▶ [Exercise details] Using the material below, copy every line where "name" appears.

▶ [Dataset records]
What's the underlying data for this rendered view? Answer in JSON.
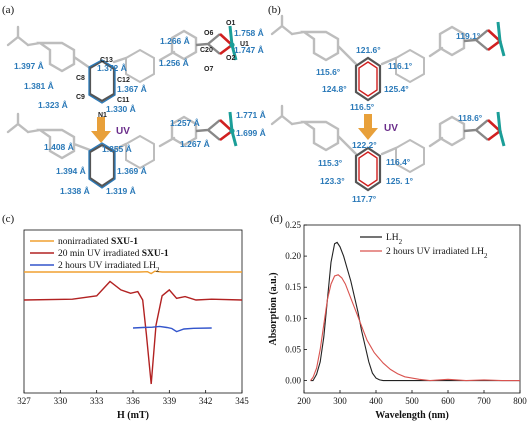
{
  "panels": {
    "a": "(a)",
    "b": "(b)",
    "c": "(c)",
    "d": "(d)"
  },
  "uv_label": "UV",
  "panel_a": {
    "top": {
      "bonds": [
        "1.397 Å",
        "1.372 Å",
        "1.381 Å",
        "1.367 Å",
        "1.323 Å",
        "1.330 Å",
        "1.266 Å",
        "1.256 Å",
        "1.758 Å",
        "1.747 Å"
      ],
      "atoms": [
        "C13",
        "C8",
        "C12",
        "C9",
        "C11",
        "N1",
        "O6",
        "C20",
        "O7",
        "O1",
        "U1",
        "O2"
      ]
    },
    "bottom": {
      "bonds": [
        "1.408 Å",
        "1.355 Å",
        "1.394 Å",
        "1.369 Å",
        "1.338 Å",
        "1.319 Å",
        "1.257 Å",
        "1.267 Å",
        "1.771 Å",
        "1.699 Å"
      ]
    }
  },
  "panel_b": {
    "top": [
      "121.6°",
      "115.6°",
      "116.1°",
      "124.8°",
      "125.4°",
      "116.5°",
      "119.1°"
    ],
    "bottom": [
      "122.2°",
      "115.3°",
      "116.4°",
      "123.3°",
      "125. 1°",
      "117.7°",
      "118.6°"
    ]
  },
  "chart_data": [
    {
      "type": "line",
      "panel": "(c)",
      "title": "",
      "xlabel": "H (mT)",
      "ylabel": "",
      "xlim": [
        327,
        345
      ],
      "xticks": [
        "327",
        "330",
        "333",
        "336",
        "339",
        "342",
        "345"
      ],
      "legend_position": "top-left",
      "colors": [
        "#f0a030",
        "#b22222",
        "#3355cc"
      ],
      "series": [
        {
          "name": "nonirradiated SXU-1",
          "legend_plain": "nonirradiated ",
          "legend_bold": "SXU-1",
          "x": [
            327,
            336.5,
            337.2,
            337.5,
            337.8,
            338.4,
            345
          ],
          "y": [
            0,
            0,
            0.01,
            -0.06,
            0.03,
            0,
            0
          ]
        },
        {
          "name": "20 min UV irradiated SXU-1",
          "legend_plain": "20 min UV irradiated ",
          "legend_bold": "SXU-1",
          "x": [
            327,
            331,
            333,
            334.1,
            335.0,
            335.8,
            336.4,
            336.8,
            337.1,
            337.5,
            337.9,
            338.4,
            339.0,
            339.6,
            340.3,
            341.2,
            342.5,
            345
          ],
          "y": [
            0,
            0.01,
            0.05,
            0.22,
            0.12,
            0.08,
            0.1,
            0.0,
            -0.4,
            -1.0,
            -0.3,
            0.05,
            0.12,
            0.02,
            0.04,
            0.0,
            0.01,
            0
          ]
        },
        {
          "name": "2 hours UV irradiated LH2",
          "legend_plain": "2 hours UV irradiated LH",
          "legend_sub": "2",
          "x": [
            336.0,
            336.8,
            337.6,
            338.2,
            338.8,
            339.2,
            339.6,
            340.2,
            341.0,
            342.5
          ],
          "y": [
            0.0,
            0.02,
            0.03,
            0.06,
            0.02,
            -0.02,
            -0.14,
            -0.04,
            -0.01,
            0.0
          ]
        }
      ]
    },
    {
      "type": "line",
      "panel": "(d)",
      "title": "",
      "xlabel": "Wavelength (nm)",
      "ylabel": "Absorption (a.u.)",
      "xlim": [
        200,
        800
      ],
      "ylim": [
        -0.02,
        0.25
      ],
      "xticks": [
        "200",
        "300",
        "400",
        "500",
        "600",
        "700",
        "800"
      ],
      "yticks": [
        "0.00",
        "0.05",
        "0.10",
        "0.15",
        "0.20",
        "0.25"
      ],
      "legend_position": "top-right",
      "colors": [
        "#222222",
        "#d9534f"
      ],
      "series": [
        {
          "name": "LH2",
          "legend_plain": "LH",
          "legend_sub": "2",
          "x": [
            218,
            225,
            235,
            245,
            255,
            265,
            275,
            285,
            292,
            300,
            310,
            320,
            330,
            340,
            350,
            360,
            370,
            380,
            390,
            400,
            410,
            420,
            450,
            500,
            550,
            600,
            650,
            700,
            750,
            800
          ],
          "y": [
            0.0,
            0.0,
            0.01,
            0.03,
            0.07,
            0.13,
            0.19,
            0.22,
            0.222,
            0.215,
            0.2,
            0.18,
            0.16,
            0.135,
            0.11,
            0.08,
            0.055,
            0.03,
            0.012,
            0.004,
            0.001,
            0.0,
            0.0,
            0.0,
            0.0,
            0.0,
            0.0,
            0.0,
            0.0,
            0.0
          ]
        },
        {
          "name": "2 hours UV irradiated LH2",
          "legend_plain": "2 hours UV irradiated LH",
          "legend_sub": "2",
          "x": [
            218,
            225,
            235,
            245,
            255,
            265,
            275,
            285,
            295,
            305,
            315,
            325,
            335,
            345,
            355,
            365,
            375,
            385,
            395,
            405,
            420,
            440,
            460,
            480,
            500,
            520,
            550,
            600,
            650,
            700,
            750,
            800
          ],
          "y": [
            0.0,
            0.005,
            0.02,
            0.05,
            0.09,
            0.13,
            0.155,
            0.168,
            0.17,
            0.165,
            0.155,
            0.14,
            0.125,
            0.11,
            0.095,
            0.08,
            0.065,
            0.055,
            0.045,
            0.038,
            0.028,
            0.018,
            0.011,
            0.006,
            0.004,
            0.002,
            0.0,
            0.002,
            0.0,
            0.001,
            0.0,
            0.0
          ]
        }
      ]
    }
  ]
}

▶ [Exercise output]
          "name": "nonirradiated SXU-1",
          "name": "20 min UV irradiated SXU-1",
          "name": "2 hours UV irradiated LH2",
          "name": "LH2",
          "name": "2 hours UV irradiated LH2",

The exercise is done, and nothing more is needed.